◆ **WHAT IS NEEDED**
Copy out every line of the records where the string "Polarization" occurs.

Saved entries
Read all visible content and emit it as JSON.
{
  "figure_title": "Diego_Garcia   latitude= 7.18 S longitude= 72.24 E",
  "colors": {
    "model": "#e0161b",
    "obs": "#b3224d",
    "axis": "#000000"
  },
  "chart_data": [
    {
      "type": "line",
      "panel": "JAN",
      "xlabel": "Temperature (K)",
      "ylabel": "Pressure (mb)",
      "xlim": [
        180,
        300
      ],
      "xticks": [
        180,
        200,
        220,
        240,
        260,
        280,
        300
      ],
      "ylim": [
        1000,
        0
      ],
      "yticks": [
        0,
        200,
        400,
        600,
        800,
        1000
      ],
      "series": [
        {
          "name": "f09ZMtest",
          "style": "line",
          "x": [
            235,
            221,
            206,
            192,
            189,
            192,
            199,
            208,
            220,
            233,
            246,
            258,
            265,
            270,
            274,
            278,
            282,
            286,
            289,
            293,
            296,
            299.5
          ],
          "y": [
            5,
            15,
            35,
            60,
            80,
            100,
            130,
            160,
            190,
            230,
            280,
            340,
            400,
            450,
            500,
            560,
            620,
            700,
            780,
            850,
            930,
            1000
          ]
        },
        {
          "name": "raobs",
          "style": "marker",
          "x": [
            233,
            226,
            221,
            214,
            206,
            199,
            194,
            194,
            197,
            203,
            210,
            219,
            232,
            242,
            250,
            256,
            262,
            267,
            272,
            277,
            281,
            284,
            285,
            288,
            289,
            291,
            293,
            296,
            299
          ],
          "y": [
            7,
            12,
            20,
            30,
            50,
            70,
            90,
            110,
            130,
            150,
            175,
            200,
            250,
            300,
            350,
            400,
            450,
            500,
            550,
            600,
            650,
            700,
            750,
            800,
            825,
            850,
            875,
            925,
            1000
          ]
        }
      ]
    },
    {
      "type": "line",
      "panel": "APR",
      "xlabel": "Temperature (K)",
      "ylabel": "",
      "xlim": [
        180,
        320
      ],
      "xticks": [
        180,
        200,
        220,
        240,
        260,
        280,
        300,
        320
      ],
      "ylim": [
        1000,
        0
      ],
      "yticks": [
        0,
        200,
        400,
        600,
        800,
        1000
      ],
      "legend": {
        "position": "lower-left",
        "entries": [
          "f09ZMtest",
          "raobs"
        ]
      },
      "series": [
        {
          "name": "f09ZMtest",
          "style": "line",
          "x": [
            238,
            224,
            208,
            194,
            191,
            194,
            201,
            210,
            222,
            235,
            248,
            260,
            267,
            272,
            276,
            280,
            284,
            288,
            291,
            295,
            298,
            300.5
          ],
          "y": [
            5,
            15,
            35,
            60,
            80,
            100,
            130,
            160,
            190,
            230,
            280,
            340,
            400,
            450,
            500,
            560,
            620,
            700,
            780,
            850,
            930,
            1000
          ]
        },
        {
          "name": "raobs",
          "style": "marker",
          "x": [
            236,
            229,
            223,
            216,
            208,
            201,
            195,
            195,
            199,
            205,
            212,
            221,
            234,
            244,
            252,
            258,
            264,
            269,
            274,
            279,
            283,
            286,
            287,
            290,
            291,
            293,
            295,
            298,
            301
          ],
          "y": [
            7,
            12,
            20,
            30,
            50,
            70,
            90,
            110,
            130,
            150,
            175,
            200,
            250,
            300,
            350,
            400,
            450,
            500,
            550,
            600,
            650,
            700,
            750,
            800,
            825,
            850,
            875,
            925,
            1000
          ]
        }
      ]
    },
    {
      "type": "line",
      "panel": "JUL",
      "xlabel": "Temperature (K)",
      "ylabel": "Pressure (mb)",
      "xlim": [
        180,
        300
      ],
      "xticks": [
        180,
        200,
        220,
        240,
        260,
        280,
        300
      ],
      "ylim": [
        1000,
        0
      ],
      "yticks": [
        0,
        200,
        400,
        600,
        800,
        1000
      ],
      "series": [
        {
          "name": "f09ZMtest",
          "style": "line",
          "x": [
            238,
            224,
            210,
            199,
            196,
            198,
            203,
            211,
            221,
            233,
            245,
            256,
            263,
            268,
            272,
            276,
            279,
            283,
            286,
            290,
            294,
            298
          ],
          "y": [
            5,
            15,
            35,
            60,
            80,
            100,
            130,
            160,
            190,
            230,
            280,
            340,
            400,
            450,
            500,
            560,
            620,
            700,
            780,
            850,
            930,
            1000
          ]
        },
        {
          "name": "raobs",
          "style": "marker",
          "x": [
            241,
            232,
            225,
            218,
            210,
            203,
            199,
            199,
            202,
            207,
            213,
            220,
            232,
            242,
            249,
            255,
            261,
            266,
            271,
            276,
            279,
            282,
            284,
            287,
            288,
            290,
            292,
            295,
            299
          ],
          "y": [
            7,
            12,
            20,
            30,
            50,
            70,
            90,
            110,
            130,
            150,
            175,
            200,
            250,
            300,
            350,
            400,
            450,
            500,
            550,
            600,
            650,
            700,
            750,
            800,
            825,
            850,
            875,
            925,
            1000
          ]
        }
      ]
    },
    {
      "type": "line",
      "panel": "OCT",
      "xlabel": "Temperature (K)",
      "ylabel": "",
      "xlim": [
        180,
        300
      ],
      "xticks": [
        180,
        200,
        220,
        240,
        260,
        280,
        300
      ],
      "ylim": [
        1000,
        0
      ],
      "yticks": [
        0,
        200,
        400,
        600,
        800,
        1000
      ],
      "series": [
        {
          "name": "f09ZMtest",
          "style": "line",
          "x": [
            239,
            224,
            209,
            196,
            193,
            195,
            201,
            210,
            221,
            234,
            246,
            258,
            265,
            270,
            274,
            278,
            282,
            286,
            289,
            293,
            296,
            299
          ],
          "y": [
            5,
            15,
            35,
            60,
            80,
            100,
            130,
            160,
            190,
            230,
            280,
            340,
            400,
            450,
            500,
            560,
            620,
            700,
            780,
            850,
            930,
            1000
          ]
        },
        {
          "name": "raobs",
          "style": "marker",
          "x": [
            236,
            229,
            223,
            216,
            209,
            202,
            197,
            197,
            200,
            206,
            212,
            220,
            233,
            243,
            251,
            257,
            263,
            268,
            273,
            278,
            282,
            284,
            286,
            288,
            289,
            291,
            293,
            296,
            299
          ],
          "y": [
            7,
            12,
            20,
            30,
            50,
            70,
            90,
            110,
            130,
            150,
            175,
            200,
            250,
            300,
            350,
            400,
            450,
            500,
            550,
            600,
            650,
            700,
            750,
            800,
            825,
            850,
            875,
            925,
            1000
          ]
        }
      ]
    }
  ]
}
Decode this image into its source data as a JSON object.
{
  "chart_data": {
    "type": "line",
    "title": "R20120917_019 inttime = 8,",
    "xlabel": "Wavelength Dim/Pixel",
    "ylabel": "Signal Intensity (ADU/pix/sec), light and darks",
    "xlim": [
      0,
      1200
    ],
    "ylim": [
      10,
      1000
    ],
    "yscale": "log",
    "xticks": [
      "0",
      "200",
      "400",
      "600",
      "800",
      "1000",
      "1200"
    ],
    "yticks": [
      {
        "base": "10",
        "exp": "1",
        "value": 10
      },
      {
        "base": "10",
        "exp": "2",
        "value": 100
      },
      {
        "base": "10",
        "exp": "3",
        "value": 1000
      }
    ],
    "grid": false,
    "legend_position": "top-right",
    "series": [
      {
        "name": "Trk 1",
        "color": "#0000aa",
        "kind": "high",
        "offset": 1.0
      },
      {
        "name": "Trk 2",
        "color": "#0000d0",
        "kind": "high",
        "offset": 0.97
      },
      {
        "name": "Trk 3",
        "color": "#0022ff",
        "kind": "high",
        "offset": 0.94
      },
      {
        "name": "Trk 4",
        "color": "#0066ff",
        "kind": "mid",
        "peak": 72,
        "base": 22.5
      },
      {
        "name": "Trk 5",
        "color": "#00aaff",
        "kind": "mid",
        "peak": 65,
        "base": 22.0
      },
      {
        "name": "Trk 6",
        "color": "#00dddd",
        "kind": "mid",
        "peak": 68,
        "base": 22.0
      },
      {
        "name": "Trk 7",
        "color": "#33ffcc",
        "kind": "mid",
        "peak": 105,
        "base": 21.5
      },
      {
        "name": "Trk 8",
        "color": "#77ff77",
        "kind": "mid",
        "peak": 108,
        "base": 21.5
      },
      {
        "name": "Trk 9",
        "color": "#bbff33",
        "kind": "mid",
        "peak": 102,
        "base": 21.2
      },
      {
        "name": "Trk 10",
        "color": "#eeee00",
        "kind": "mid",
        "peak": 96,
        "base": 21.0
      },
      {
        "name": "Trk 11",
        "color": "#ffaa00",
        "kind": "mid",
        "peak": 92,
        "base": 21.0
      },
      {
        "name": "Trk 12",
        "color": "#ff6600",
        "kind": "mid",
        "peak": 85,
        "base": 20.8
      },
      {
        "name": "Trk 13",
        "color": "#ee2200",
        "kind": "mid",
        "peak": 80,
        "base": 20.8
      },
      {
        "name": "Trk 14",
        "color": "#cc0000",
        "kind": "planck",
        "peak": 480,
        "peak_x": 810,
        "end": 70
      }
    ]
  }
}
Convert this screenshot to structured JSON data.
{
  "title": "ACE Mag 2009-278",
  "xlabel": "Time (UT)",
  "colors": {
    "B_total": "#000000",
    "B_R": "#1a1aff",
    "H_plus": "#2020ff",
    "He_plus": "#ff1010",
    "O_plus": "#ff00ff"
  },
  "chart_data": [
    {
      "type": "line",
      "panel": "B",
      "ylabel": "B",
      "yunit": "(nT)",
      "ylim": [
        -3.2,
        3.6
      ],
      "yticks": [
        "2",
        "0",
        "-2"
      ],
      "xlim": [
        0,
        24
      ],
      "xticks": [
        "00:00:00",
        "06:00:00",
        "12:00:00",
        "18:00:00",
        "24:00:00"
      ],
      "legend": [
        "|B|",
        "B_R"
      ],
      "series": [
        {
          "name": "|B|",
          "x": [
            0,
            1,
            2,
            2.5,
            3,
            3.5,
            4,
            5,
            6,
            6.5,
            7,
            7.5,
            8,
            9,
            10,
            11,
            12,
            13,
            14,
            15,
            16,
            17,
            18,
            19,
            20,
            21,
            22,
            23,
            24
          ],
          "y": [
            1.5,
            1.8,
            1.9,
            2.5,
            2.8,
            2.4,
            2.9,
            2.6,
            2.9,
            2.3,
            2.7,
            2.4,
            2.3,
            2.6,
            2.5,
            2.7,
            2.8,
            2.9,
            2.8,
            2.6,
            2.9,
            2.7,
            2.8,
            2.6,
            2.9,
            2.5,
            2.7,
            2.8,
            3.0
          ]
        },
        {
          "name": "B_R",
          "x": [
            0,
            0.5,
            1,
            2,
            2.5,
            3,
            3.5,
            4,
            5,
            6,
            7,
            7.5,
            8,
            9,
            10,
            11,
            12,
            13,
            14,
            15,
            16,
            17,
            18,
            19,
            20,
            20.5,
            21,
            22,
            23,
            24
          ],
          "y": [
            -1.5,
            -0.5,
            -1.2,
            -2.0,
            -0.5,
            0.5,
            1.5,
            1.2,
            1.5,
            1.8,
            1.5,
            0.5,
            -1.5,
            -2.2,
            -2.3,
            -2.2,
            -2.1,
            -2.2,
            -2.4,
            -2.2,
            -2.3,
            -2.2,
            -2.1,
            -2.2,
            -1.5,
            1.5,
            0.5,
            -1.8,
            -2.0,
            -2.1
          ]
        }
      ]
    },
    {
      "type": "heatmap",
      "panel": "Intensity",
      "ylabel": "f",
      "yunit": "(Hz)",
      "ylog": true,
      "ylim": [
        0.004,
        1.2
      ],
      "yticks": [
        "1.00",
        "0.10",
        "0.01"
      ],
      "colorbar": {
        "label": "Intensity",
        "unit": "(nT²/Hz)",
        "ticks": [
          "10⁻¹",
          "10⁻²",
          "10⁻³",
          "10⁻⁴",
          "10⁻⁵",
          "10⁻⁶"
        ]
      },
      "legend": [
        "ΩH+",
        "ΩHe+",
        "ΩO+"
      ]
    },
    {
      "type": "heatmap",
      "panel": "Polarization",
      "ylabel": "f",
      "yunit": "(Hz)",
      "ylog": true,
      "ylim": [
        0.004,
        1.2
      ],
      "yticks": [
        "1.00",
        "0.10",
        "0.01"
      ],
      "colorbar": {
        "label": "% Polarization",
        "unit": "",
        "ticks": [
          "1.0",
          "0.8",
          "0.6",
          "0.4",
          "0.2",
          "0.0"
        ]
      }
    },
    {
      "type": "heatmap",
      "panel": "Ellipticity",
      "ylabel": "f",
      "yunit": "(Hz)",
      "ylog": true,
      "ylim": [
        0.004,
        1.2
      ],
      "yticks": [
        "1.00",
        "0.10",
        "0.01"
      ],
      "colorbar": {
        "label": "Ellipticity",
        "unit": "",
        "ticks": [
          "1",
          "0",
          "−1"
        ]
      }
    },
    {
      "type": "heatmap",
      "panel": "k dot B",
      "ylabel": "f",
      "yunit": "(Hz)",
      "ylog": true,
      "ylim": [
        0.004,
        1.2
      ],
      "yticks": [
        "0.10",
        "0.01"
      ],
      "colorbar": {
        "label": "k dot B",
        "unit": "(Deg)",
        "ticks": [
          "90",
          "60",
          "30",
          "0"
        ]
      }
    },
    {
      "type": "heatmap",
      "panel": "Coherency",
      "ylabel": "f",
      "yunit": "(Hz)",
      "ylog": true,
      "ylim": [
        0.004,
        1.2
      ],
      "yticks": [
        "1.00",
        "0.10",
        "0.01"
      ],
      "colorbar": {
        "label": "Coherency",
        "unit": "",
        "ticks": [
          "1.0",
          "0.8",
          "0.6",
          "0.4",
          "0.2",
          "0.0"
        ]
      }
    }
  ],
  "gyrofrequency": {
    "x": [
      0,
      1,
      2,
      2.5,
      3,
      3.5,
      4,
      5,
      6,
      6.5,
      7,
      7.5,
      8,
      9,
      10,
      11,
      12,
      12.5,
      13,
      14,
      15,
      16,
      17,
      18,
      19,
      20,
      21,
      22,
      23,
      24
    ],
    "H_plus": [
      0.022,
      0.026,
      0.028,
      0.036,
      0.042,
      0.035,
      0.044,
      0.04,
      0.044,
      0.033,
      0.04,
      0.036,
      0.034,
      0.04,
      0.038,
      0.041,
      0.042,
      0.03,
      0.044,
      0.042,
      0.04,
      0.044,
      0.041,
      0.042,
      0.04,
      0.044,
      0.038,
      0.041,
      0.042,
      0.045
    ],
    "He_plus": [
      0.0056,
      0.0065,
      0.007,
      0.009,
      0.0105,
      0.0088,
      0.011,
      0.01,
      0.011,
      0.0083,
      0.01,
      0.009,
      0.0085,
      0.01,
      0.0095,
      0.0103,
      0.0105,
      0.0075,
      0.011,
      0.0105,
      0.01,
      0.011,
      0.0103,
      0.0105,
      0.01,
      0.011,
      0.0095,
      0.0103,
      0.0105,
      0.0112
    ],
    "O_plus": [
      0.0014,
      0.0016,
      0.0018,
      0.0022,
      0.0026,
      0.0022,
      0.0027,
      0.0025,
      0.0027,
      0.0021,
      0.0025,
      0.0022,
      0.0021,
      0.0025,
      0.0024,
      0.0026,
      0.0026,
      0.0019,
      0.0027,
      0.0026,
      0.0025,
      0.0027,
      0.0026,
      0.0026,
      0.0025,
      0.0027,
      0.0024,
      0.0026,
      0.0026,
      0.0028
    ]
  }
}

◆ **TASK ANSWER**
      "panel": "Polarization",
        "label": "% Polarization",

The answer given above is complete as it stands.